-- BEGIN --

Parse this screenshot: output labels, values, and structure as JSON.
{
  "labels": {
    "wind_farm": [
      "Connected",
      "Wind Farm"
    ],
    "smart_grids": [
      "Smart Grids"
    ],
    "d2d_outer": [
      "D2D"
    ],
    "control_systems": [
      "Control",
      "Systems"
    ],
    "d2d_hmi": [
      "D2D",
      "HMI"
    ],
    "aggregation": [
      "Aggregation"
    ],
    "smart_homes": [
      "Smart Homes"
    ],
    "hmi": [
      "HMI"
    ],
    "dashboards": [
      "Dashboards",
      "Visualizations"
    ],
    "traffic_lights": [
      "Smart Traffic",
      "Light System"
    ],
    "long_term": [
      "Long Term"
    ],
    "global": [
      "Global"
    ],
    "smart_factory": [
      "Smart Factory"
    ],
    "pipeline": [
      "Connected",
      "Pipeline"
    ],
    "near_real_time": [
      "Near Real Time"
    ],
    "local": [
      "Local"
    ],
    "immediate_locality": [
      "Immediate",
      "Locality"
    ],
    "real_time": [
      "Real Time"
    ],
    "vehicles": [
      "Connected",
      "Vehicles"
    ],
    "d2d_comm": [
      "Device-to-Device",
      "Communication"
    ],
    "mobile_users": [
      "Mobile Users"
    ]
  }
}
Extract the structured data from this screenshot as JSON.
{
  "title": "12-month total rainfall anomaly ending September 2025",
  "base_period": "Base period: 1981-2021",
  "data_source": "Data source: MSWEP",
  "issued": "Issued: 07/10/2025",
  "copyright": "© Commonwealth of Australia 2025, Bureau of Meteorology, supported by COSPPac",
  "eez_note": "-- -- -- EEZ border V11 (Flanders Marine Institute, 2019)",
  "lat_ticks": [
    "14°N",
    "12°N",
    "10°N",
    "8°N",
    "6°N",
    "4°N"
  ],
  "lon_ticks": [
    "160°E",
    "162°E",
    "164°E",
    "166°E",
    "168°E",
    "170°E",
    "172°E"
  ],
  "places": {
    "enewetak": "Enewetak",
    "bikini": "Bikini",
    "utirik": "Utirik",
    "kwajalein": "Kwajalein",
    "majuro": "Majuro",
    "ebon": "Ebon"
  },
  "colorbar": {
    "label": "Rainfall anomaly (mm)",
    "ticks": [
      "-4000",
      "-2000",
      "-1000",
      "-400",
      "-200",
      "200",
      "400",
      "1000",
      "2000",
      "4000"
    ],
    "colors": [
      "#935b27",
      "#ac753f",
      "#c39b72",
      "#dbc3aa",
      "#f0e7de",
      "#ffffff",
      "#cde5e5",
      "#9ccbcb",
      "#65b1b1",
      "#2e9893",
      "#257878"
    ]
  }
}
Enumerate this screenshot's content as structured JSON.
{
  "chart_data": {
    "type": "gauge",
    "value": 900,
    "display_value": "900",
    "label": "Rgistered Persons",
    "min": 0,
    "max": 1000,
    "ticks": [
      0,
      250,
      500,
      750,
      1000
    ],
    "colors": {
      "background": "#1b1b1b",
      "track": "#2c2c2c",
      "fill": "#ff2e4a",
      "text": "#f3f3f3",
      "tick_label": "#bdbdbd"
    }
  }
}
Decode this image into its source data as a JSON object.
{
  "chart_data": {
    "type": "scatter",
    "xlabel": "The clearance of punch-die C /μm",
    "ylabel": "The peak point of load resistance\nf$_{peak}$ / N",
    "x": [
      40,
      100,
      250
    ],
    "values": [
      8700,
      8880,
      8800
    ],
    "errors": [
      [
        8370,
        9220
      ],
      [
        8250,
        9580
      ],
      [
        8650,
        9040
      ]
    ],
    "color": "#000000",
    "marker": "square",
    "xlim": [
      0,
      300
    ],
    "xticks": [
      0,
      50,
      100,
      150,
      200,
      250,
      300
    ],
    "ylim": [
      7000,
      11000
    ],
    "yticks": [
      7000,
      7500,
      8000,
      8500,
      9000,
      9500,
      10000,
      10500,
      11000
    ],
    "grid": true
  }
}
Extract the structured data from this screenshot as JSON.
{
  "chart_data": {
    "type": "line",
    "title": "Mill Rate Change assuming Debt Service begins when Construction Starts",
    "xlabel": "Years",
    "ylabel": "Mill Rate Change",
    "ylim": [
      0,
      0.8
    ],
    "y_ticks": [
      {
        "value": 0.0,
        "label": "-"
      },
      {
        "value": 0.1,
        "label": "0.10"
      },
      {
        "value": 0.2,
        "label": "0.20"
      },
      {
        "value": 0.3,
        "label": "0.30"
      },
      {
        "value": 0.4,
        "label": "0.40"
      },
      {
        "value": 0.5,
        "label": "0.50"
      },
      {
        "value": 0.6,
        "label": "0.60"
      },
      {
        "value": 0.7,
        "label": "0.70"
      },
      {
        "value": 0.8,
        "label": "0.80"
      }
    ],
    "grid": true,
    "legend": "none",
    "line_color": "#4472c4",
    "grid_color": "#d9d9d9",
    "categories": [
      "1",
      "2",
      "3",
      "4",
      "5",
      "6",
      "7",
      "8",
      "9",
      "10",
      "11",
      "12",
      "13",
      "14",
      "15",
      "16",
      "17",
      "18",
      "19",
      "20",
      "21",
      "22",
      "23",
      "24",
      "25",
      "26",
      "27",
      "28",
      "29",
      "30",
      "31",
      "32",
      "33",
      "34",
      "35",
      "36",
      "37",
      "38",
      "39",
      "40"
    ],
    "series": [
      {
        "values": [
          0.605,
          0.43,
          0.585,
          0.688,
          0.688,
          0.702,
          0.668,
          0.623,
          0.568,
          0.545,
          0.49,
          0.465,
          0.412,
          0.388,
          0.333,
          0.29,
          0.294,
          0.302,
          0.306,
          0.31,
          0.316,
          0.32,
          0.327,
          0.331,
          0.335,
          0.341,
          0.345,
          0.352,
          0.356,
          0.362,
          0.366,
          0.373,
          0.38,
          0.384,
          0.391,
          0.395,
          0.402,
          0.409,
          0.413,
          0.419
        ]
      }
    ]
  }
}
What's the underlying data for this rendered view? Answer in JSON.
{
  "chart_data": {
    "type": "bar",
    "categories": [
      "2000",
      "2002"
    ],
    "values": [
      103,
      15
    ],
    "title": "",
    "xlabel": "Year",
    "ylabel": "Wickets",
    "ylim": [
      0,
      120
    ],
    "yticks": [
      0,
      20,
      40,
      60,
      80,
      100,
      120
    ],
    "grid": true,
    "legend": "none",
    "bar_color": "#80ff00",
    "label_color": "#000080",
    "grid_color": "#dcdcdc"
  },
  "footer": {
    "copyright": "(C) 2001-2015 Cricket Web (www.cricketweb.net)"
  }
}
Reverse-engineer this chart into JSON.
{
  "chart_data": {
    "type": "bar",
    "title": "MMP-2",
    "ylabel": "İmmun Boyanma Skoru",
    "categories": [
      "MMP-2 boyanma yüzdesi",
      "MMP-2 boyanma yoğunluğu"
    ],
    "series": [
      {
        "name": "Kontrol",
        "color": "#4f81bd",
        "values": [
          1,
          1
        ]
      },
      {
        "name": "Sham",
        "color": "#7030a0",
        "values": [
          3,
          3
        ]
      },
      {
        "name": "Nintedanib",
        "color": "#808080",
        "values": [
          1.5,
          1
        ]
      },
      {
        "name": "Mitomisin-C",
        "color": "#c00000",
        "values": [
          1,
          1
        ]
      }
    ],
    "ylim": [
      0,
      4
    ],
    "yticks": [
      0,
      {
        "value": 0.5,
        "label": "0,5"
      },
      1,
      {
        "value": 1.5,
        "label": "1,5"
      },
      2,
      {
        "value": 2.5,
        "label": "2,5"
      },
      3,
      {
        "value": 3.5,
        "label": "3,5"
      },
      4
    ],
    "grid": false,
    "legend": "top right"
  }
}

-- END --

[Direction]: Determine how many lines of the data contain the word "this", and reply with that number only.

[Written solution]: 7